### Task goal
List, from the lines below, each one with "median" in it.

Figure collection entries:

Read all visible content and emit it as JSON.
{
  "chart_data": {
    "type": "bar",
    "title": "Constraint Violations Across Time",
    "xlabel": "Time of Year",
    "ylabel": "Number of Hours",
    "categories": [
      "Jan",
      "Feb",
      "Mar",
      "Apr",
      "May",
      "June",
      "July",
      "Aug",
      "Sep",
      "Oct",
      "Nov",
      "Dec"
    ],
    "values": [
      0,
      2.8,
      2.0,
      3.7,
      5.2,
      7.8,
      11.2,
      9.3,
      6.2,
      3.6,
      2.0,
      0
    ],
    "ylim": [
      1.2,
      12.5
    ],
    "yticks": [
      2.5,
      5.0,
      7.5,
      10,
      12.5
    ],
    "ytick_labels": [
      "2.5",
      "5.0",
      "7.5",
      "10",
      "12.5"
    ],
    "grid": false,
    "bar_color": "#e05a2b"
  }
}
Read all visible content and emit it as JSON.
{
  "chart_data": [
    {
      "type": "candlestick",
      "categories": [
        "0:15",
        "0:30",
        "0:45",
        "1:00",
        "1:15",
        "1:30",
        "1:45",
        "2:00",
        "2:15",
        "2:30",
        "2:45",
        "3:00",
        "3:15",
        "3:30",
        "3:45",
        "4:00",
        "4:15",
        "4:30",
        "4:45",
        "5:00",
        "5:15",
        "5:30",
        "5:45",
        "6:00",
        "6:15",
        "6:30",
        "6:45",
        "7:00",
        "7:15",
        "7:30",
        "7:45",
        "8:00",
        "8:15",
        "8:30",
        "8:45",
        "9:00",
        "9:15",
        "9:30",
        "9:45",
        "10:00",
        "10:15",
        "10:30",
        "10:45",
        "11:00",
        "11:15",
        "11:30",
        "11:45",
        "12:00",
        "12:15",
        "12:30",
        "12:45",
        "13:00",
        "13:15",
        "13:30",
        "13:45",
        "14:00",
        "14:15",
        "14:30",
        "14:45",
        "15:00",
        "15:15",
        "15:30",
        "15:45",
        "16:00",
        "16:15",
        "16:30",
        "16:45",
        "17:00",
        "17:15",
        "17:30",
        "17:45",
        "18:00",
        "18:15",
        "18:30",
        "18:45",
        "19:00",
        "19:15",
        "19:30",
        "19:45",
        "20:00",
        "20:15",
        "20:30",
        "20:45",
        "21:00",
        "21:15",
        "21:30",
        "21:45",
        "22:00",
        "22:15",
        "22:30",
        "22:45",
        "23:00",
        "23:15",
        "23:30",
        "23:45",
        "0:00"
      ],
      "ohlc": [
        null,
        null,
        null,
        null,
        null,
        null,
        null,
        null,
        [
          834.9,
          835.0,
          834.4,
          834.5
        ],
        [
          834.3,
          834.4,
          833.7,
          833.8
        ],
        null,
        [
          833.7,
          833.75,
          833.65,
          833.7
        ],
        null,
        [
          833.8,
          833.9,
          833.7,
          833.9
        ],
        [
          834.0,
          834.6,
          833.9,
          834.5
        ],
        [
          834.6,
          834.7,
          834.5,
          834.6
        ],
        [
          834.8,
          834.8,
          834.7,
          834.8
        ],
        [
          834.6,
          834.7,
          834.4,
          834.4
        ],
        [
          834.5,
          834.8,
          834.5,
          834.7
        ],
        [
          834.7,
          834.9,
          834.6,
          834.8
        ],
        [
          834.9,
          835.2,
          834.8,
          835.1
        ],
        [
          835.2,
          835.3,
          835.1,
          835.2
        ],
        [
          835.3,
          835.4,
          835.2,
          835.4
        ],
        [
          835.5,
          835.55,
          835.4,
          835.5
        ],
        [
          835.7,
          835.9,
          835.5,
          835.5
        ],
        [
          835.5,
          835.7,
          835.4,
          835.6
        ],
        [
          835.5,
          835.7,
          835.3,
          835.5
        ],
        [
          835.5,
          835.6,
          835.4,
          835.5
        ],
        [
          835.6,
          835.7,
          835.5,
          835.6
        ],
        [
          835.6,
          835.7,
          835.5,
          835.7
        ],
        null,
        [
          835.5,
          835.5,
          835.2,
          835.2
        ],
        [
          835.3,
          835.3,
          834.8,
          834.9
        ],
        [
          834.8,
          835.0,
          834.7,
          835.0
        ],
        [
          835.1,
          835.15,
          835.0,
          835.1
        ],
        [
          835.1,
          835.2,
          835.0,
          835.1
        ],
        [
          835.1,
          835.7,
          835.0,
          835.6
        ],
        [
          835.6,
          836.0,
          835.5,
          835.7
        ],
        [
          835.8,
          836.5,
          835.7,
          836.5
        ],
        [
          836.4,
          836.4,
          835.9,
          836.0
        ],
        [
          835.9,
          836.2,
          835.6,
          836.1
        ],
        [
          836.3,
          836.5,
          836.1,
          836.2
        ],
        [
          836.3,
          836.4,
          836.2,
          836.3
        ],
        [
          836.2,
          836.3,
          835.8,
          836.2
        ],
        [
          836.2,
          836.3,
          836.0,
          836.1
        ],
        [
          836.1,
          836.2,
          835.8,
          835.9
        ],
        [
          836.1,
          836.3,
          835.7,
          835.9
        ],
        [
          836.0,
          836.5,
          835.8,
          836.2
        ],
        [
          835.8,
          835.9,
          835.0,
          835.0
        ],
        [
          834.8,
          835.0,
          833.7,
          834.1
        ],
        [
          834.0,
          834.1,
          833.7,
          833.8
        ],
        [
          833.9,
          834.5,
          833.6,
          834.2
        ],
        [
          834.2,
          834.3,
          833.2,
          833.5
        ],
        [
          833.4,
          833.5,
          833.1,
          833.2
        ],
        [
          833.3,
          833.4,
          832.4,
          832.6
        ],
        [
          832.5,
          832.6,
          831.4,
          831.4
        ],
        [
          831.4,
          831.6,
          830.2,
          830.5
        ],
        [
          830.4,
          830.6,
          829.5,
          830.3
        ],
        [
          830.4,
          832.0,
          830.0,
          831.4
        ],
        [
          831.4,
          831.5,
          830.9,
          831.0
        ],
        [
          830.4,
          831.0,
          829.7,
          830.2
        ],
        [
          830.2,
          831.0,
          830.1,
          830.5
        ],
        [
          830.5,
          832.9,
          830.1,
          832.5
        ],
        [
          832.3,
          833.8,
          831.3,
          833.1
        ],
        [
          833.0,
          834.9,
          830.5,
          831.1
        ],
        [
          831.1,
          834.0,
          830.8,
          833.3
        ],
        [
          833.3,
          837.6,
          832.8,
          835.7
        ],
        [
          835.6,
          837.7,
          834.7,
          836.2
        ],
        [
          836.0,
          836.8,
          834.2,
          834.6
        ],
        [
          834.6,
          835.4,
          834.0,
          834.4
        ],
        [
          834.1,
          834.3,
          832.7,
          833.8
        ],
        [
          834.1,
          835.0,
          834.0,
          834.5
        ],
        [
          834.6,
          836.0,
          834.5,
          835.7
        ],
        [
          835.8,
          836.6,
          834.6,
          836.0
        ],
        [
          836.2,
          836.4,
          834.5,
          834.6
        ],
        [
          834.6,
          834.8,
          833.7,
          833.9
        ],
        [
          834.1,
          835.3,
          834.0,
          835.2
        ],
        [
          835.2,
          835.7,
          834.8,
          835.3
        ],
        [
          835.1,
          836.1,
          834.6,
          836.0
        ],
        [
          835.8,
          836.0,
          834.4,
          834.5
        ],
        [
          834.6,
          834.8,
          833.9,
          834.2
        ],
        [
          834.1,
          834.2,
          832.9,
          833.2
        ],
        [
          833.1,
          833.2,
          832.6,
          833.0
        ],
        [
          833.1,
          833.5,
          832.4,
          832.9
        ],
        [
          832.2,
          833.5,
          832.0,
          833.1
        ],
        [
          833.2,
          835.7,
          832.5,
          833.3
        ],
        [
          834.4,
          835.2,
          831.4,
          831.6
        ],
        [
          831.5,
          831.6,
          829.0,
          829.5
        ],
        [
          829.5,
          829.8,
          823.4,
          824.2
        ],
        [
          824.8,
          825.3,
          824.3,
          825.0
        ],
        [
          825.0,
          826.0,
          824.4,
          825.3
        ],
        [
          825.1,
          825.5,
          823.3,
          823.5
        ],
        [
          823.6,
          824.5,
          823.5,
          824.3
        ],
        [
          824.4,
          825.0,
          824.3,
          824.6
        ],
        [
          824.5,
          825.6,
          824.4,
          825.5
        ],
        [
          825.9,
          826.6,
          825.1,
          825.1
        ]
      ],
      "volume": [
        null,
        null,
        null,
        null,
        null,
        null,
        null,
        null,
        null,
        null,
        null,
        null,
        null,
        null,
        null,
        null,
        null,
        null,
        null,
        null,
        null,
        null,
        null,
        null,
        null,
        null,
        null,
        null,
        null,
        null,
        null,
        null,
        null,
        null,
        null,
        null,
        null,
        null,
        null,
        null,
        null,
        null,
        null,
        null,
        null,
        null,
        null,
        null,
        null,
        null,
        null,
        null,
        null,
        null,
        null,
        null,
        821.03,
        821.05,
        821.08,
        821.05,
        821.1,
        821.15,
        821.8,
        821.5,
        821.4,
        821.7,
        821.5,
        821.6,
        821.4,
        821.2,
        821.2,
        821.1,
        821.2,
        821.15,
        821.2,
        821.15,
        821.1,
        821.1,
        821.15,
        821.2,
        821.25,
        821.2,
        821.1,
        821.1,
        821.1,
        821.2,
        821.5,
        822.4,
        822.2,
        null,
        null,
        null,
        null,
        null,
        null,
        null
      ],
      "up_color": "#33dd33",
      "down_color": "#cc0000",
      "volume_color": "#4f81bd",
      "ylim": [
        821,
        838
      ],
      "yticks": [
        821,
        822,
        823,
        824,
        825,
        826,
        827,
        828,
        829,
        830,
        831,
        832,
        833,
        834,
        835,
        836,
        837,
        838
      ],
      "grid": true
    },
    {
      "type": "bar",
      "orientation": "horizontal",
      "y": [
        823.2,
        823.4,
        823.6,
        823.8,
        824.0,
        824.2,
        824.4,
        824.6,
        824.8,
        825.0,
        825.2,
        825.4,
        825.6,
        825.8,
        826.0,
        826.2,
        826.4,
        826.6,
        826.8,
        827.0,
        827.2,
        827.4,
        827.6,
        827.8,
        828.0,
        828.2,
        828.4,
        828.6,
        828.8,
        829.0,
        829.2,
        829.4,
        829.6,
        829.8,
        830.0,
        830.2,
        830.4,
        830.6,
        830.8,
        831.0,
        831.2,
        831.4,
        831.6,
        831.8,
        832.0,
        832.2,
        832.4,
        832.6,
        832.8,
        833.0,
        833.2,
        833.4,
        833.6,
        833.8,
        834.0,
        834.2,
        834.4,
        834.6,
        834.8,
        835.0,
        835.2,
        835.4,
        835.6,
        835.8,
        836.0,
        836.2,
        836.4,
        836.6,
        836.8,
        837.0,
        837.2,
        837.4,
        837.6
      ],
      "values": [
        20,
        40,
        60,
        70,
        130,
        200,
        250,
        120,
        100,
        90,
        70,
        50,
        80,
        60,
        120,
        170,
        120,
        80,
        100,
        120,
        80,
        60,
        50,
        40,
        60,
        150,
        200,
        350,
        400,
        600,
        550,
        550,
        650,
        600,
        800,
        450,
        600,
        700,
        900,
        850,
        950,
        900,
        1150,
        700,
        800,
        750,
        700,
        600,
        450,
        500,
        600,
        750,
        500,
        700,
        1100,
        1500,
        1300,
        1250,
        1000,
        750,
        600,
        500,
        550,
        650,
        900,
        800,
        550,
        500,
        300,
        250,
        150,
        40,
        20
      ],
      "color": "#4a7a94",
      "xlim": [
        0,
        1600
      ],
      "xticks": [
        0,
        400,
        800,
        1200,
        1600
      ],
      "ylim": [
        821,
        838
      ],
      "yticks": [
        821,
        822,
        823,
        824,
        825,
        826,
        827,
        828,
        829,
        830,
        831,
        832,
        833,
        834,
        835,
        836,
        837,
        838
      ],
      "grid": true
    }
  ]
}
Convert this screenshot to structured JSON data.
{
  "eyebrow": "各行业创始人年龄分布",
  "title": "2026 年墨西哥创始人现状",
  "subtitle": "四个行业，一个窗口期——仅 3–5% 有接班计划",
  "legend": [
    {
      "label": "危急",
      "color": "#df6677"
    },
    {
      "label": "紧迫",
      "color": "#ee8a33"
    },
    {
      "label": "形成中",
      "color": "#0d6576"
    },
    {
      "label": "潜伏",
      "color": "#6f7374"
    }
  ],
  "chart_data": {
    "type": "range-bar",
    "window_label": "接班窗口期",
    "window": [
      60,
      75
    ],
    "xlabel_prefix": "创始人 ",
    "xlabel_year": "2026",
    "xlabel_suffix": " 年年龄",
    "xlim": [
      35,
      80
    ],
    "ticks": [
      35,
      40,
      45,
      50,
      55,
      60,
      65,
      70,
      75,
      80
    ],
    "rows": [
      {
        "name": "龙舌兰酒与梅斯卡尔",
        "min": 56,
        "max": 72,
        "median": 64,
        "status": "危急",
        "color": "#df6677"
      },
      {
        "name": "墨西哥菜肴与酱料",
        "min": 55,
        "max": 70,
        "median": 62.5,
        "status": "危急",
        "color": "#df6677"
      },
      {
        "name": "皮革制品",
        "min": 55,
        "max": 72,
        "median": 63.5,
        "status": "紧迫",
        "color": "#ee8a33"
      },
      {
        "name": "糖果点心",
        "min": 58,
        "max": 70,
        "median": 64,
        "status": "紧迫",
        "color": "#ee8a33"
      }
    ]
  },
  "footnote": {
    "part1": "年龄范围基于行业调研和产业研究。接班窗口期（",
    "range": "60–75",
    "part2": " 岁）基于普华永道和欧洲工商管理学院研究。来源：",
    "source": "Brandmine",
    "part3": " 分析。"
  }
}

### Exercise result
        "median": 64,
        "median": 62.5,
        "median": 63.5,
        "median": 64,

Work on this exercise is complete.